Dataset excerpt
▽

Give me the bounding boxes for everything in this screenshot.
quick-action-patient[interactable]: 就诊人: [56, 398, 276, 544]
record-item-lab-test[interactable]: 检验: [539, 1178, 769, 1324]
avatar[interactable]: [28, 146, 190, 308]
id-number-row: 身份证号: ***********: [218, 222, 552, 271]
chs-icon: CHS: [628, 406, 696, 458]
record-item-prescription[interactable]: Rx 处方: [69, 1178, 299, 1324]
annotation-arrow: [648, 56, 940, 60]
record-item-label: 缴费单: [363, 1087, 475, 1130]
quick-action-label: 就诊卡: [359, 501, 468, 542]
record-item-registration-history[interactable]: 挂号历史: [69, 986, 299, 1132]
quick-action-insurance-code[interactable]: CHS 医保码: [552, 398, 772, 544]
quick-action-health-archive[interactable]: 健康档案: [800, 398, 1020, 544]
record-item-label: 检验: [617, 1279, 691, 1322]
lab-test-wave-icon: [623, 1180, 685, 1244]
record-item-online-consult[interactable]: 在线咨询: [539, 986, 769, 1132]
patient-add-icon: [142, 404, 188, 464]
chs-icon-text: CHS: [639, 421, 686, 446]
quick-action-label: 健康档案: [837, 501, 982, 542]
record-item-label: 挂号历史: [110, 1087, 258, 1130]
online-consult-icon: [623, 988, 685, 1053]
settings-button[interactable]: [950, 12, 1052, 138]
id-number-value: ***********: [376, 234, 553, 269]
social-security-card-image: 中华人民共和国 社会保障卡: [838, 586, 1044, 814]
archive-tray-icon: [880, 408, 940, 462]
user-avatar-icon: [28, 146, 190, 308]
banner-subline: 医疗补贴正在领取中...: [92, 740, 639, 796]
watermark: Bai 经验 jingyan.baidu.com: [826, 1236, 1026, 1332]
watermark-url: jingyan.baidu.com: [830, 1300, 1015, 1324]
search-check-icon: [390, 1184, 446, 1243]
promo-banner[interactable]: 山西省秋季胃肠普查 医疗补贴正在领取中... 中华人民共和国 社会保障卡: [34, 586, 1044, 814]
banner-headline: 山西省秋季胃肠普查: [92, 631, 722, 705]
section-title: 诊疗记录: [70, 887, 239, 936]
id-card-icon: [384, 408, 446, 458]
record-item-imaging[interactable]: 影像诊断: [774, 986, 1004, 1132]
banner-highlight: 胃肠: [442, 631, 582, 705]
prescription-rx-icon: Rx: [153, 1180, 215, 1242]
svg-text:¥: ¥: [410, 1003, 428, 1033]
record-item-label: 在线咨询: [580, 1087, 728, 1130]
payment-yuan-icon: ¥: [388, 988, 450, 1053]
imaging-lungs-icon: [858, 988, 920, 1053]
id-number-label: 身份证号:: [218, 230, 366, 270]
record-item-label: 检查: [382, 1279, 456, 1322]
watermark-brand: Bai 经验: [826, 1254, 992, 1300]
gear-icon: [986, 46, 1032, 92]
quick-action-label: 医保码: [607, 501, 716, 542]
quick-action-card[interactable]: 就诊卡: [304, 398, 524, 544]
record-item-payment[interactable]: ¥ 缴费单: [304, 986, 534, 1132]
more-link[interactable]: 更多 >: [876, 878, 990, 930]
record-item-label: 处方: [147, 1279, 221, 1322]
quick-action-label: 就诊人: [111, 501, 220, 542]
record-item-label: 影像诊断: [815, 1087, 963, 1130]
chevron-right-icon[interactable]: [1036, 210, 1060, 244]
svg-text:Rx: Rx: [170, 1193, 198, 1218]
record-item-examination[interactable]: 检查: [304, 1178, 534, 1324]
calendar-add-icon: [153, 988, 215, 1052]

△

**Directions:**
Reproduce every line of the data above verbatim, in the original order.

**Written response:**
Give me the bounding boxes for everything in this screenshot.
quick-action-patient[interactable]: 就诊人: [56, 398, 276, 544]
record-item-lab-test[interactable]: 检验: [539, 1178, 769, 1324]
avatar[interactable]: [28, 146, 190, 308]
id-number-row: 身份证号: ***********: [218, 222, 552, 271]
chs-icon: CHS: [628, 406, 696, 458]
record-item-prescription[interactable]: Rx 处方: [69, 1178, 299, 1324]
annotation-arrow: [648, 56, 940, 60]
record-item-label: 缴费单: [363, 1087, 475, 1130]
quick-action-label: 就诊卡: [359, 501, 468, 542]
record-item-registration-history[interactable]: 挂号历史: [69, 986, 299, 1132]
quick-action-insurance-code[interactable]: CHS 医保码: [552, 398, 772, 544]
quick-action-health-archive[interactable]: 健康档案: [800, 398, 1020, 544]
record-item-label: 检验: [617, 1279, 691, 1322]
lab-test-wave-icon: [623, 1180, 685, 1244]
record-item-online-consult[interactable]: 在线咨询: [539, 986, 769, 1132]
patient-add-icon: [142, 404, 188, 464]
chs-icon-text: CHS: [639, 421, 686, 446]
quick-action-label: 健康档案: [837, 501, 982, 542]
record-item-label: 挂号历史: [110, 1087, 258, 1130]
online-consult-icon: [623, 988, 685, 1053]
settings-button[interactable]: [950, 12, 1052, 138]
id-number-value: ***********: [376, 234, 553, 269]
social-security-card-image: 中华人民共和国 社会保障卡: [838, 586, 1044, 814]
archive-tray-icon: [880, 408, 940, 462]
user-avatar-icon: [28, 146, 190, 308]
banner-subline: 医疗补贴正在领取中...: [92, 740, 639, 796]
watermark: Bai 经验 jingyan.baidu.com: [826, 1236, 1026, 1332]
watermark-url: jingyan.baidu.com: [830, 1300, 1015, 1324]
search-check-icon: [390, 1184, 446, 1243]
promo-banner[interactable]: 山西省秋季胃肠普查 医疗补贴正在领取中... 中华人民共和国 社会保障卡: [34, 586, 1044, 814]
banner-headline: 山西省秋季胃肠普查: [92, 631, 722, 705]
section-title: 诊疗记录: [70, 887, 239, 936]
id-card-icon: [384, 408, 446, 458]
record-item-imaging[interactable]: 影像诊断: [774, 986, 1004, 1132]
banner-highlight: 胃肠: [442, 631, 582, 705]
prescription-rx-icon: Rx: [153, 1180, 215, 1242]
svg-text:¥: ¥: [410, 1003, 428, 1033]
record-item-label: 在线咨询: [580, 1087, 728, 1130]
payment-yuan-icon: ¥: [388, 988, 450, 1053]
imaging-lungs-icon: [858, 988, 920, 1053]
id-number-label: 身份证号:: [218, 230, 366, 270]
record-item-label: 检查: [382, 1279, 456, 1322]
watermark-brand: Bai 经验: [826, 1254, 992, 1300]
gear-icon: [986, 46, 1032, 92]
quick-action-label: 医保码: [607, 501, 716, 542]
quick-action-card[interactable]: 就诊卡: [304, 398, 524, 544]
record-item-payment[interactable]: ¥ 缴费单: [304, 986, 534, 1132]
more-link[interactable]: 更多 >: [876, 878, 990, 930]
record-item-label: 处方: [147, 1279, 221, 1322]
quick-action-label: 就诊人: [111, 501, 220, 542]
record-item-label: 影像诊断: [815, 1087, 963, 1130]
chevron-right-icon[interactable]: [1036, 210, 1060, 244]
svg-text:Rx: Rx: [170, 1193, 198, 1218]
record-item-examination[interactable]: 检查: [304, 1178, 534, 1324]
calendar-add-icon: [153, 988, 215, 1052]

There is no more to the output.